WHAT TO WORK ON.
In full and without alteration, repeat the material.

DATA FOR PROCESSING.
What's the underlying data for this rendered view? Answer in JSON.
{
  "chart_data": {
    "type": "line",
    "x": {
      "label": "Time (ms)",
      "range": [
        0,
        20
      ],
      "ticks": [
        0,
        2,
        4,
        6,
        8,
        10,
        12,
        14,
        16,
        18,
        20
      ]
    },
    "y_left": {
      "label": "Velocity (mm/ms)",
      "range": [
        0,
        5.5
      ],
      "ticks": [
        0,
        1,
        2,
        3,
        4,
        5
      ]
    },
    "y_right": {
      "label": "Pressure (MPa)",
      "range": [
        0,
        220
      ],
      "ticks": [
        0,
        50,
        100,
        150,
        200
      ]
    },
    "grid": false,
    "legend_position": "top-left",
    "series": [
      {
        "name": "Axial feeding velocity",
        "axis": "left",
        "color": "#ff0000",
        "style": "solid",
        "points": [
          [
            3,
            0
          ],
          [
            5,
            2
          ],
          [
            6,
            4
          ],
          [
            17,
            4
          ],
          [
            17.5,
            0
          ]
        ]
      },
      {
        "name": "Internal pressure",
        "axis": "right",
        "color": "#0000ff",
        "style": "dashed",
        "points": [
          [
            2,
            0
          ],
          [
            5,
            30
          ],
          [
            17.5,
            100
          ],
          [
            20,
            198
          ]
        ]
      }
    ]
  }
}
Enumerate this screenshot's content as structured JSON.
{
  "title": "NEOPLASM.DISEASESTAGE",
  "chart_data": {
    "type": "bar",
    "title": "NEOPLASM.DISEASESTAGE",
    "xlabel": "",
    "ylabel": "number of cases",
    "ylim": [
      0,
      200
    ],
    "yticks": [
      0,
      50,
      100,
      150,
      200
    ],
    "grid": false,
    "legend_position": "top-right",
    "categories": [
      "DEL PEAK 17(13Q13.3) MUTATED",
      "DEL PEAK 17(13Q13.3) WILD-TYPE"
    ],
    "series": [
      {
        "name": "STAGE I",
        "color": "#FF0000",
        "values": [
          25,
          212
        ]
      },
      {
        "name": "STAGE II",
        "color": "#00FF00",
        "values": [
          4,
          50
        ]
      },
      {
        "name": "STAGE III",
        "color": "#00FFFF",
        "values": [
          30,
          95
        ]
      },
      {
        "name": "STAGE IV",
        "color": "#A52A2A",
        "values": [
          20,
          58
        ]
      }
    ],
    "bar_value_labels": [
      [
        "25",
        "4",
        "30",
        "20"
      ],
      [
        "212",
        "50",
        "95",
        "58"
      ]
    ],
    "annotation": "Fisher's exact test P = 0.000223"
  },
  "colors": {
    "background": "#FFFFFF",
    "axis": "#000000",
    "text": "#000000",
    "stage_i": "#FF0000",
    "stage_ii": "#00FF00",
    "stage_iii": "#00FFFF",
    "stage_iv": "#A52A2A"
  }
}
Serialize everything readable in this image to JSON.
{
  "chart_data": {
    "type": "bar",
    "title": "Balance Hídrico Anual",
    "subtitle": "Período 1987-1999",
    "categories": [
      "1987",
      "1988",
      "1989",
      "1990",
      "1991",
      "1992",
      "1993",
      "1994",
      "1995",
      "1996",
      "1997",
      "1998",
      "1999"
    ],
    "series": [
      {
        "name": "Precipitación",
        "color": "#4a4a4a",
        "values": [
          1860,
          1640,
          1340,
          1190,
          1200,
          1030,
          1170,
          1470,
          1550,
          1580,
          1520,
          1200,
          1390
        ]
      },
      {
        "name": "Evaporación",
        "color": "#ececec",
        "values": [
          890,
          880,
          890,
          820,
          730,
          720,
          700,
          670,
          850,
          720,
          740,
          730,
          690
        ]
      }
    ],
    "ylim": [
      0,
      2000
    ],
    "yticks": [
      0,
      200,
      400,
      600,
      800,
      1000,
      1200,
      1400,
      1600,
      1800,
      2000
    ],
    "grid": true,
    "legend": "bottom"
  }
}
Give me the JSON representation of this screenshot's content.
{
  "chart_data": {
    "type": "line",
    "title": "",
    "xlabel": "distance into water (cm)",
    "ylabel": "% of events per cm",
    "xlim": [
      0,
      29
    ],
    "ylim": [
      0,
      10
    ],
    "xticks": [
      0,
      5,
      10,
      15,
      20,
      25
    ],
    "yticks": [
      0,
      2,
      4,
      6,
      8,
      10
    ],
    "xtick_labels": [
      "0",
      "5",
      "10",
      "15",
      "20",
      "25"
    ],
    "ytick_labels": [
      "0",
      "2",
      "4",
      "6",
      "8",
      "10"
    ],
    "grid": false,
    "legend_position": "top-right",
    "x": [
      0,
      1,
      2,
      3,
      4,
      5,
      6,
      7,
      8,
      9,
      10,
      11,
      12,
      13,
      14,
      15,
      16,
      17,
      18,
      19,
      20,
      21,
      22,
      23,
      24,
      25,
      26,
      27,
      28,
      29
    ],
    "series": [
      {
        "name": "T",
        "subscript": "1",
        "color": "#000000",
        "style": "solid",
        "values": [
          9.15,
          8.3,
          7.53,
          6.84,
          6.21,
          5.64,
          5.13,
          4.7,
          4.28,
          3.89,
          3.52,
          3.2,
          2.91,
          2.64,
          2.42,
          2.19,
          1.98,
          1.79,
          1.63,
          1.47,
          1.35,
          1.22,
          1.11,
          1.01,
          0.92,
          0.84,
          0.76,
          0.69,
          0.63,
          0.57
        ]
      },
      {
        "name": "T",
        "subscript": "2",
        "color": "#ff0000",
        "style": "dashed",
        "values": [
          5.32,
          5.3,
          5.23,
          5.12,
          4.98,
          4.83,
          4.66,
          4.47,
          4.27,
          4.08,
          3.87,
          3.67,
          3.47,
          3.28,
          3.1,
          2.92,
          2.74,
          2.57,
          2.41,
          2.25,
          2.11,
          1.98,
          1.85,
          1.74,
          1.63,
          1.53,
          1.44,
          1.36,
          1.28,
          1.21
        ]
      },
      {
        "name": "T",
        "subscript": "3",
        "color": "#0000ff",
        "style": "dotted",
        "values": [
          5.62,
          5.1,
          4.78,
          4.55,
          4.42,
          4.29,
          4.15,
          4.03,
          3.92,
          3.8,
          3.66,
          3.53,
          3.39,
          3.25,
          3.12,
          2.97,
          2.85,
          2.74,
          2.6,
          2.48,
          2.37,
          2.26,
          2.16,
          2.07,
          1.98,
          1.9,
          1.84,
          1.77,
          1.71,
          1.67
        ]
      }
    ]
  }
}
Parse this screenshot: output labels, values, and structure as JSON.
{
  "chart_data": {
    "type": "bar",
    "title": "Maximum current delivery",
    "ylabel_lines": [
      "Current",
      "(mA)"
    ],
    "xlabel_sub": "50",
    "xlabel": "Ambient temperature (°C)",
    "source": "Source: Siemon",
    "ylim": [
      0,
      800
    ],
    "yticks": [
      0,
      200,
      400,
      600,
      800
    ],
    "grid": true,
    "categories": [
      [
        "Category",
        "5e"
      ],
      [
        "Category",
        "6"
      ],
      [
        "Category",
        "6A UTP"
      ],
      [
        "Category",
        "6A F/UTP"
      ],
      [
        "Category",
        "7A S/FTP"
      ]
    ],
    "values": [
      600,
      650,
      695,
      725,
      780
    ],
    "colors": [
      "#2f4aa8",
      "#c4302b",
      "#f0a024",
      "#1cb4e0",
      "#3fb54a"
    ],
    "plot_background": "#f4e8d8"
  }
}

FULL ANSWER.
What's the underlying data for this rendered view? Answer in JSON.
{
  "chart_data": {
    "type": "line",
    "x": {
      "label": "Time (ms)",
      "range": [
        0,
        20
      ],
      "ticks": [
        0,
        2,
        4,
        6,
        8,
        10,
        12,
        14,
        16,
        18,
        20
      ]
    },
    "y_left": {
      "label": "Velocity (mm/ms)",
      "range": [
        0,
        5.5
      ],
      "ticks": [
        0,
        1,
        2,
        3,
        4,
        5
      ]
    },
    "y_right": {
      "label": "Pressure (MPa)",
      "range": [
        0,
        220
      ],
      "ticks": [
        0,
        50,
        100,
        150,
        200
      ]
    },
    "grid": false,
    "legend_position": "top-left",
    "series": [
      {
        "name": "Axial feeding velocity",
        "axis": "left",
        "color": "#ff0000",
        "style": "solid",
        "points": [
          [
            3,
            0
          ],
          [
            5,
            2
          ],
          [
            6,
            4
          ],
          [
            17,
            4
          ],
          [
            17.5,
            0
          ]
        ]
      },
      {
        "name": "Internal pressure",
        "axis": "right",
        "color": "#0000ff",
        "style": "dashed",
        "points": [
          [
            2,
            0
          ],
          [
            5,
            30
          ],
          [
            17.5,
            100
          ],
          [
            20,
            198
          ]
        ]
      }
    ]
  }
}
Enumerate this screenshot's content as structured JSON.
{
  "title": "NEOPLASM.DISEASESTAGE",
  "chart_data": {
    "type": "bar",
    "title": "NEOPLASM.DISEASESTAGE",
    "xlabel": "",
    "ylabel": "number of cases",
    "ylim": [
      0,
      200
    ],
    "yticks": [
      0,
      50,
      100,
      150,
      200
    ],
    "grid": false,
    "legend_position": "top-right",
    "categories": [
      "DEL PEAK 17(13Q13.3) MUTATED",
      "DEL PEAK 17(13Q13.3) WILD-TYPE"
    ],
    "series": [
      {
        "name": "STAGE I",
        "color": "#FF0000",
        "values": [
          25,
          212
        ]
      },
      {
        "name": "STAGE II",
        "color": "#00FF00",
        "values": [
          4,
          50
        ]
      },
      {
        "name": "STAGE III",
        "color": "#00FFFF",
        "values": [
          30,
          95
        ]
      },
      {
        "name": "STAGE IV",
        "color": "#A52A2A",
        "values": [
          20,
          58
        ]
      }
    ],
    "bar_value_labels": [
      [
        "25",
        "4",
        "30",
        "20"
      ],
      [
        "212",
        "50",
        "95",
        "58"
      ]
    ],
    "annotation": "Fisher's exact test P = 0.000223"
  },
  "colors": {
    "background": "#FFFFFF",
    "axis": "#000000",
    "text": "#000000",
    "stage_i": "#FF0000",
    "stage_ii": "#00FF00",
    "stage_iii": "#00FFFF",
    "stage_iv": "#A52A2A"
  }
}
Serialize everything readable in this image to JSON.
{
  "chart_data": {
    "type": "bar",
    "title": "Balance Hídrico Anual",
    "subtitle": "Período 1987-1999",
    "categories": [
      "1987",
      "1988",
      "1989",
      "1990",
      "1991",
      "1992",
      "1993",
      "1994",
      "1995",
      "1996",
      "1997",
      "1998",
      "1999"
    ],
    "series": [
      {
        "name": "Precipitación",
        "color": "#4a4a4a",
        "values": [
          1860,
          1640,
          1340,
          1190,
          1200,
          1030,
          1170,
          1470,
          1550,
          1580,
          1520,
          1200,
          1390
        ]
      },
      {
        "name": "Evaporación",
        "color": "#ececec",
        "values": [
          890,
          880,
          890,
          820,
          730,
          720,
          700,
          670,
          850,
          720,
          740,
          730,
          690
        ]
      }
    ],
    "ylim": [
      0,
      2000
    ],
    "yticks": [
      0,
      200,
      400,
      600,
      800,
      1000,
      1200,
      1400,
      1600,
      1800,
      2000
    ],
    "grid": true,
    "legend": "bottom"
  }
}
Give me the JSON representation of this screenshot's content.
{
  "chart_data": {
    "type": "line",
    "title": "",
    "xlabel": "distance into water (cm)",
    "ylabel": "% of events per cm",
    "xlim": [
      0,
      29
    ],
    "ylim": [
      0,
      10
    ],
    "xticks": [
      0,
      5,
      10,
      15,
      20,
      25
    ],
    "yticks": [
      0,
      2,
      4,
      6,
      8,
      10
    ],
    "xtick_labels": [
      "0",
      "5",
      "10",
      "15",
      "20",
      "25"
    ],
    "ytick_labels": [
      "0",
      "2",
      "4",
      "6",
      "8",
      "10"
    ],
    "grid": false,
    "legend_position": "top-right",
    "x": [
      0,
      1,
      2,
      3,
      4,
      5,
      6,
      7,
      8,
      9,
      10,
      11,
      12,
      13,
      14,
      15,
      16,
      17,
      18,
      19,
      20,
      21,
      22,
      23,
      24,
      25,
      26,
      27,
      28,
      29
    ],
    "series": [
      {
        "name": "T",
        "subscript": "1",
        "color": "#000000",
        "style": "solid",
        "values": [
          9.15,
          8.3,
          7.53,
          6.84,
          6.21,
          5.64,
          5.13,
          4.7,
          4.28,
          3.89,
          3.52,
          3.2,
          2.91,
          2.64,
          2.42,
          2.19,
          1.98,
          1.79,
          1.63,
          1.47,
          1.35,
          1.22,
          1.11,
          1.01,
          0.92,
          0.84,
          0.76,
          0.69,
          0.63,
          0.57
        ]
      },
      {
        "name": "T",
        "subscript": "2",
        "color": "#ff0000",
        "style": "dashed",
        "values": [
          5.32,
          5.3,
          5.23,
          5.12,
          4.98,
          4.83,
          4.66,
          4.47,
          4.27,
          4.08,
          3.87,
          3.67,
          3.47,
          3.28,
          3.1,
          2.92,
          2.74,
          2.57,
          2.41,
          2.25,
          2.11,
          1.98,
          1.85,
          1.74,
          1.63,
          1.53,
          1.44,
          1.36,
          1.28,
          1.21
        ]
      },
      {
        "name": "T",
        "subscript": "3",
        "color": "#0000ff",
        "style": "dotted",
        "values": [
          5.62,
          5.1,
          4.78,
          4.55,
          4.42,
          4.29,
          4.15,
          4.03,
          3.92,
          3.8,
          3.66,
          3.53,
          3.39,
          3.25,
          3.12,
          2.97,
          2.85,
          2.74,
          2.6,
          2.48,
          2.37,
          2.26,
          2.16,
          2.07,
          1.98,
          1.9,
          1.84,
          1.77,
          1.71,
          1.67
        ]
      }
    ]
  }
}
Parse this screenshot: output labels, values, and structure as JSON.
{
  "chart_data": {
    "type": "bar",
    "title": "Maximum current delivery",
    "ylabel_lines": [
      "Current",
      "(mA)"
    ],
    "xlabel_sub": "50",
    "xlabel": "Ambient temperature (°C)",
    "source": "Source: Siemon",
    "ylim": [
      0,
      800
    ],
    "yticks": [
      0,
      200,
      400,
      600,
      800
    ],
    "grid": true,
    "categories": [
      [
        "Category",
        "5e"
      ],
      [
        "Category",
        "6"
      ],
      [
        "Category",
        "6A UTP"
      ],
      [
        "Category",
        "6A F/UTP"
      ],
      [
        "Category",
        "7A S/FTP"
      ]
    ],
    "values": [
      600,
      650,
      695,
      725,
      780
    ],
    "colors": [
      "#2f4aa8",
      "#c4302b",
      "#f0a024",
      "#1cb4e0",
      "#3fb54a"
    ],
    "plot_background": "#f4e8d8"
  }
}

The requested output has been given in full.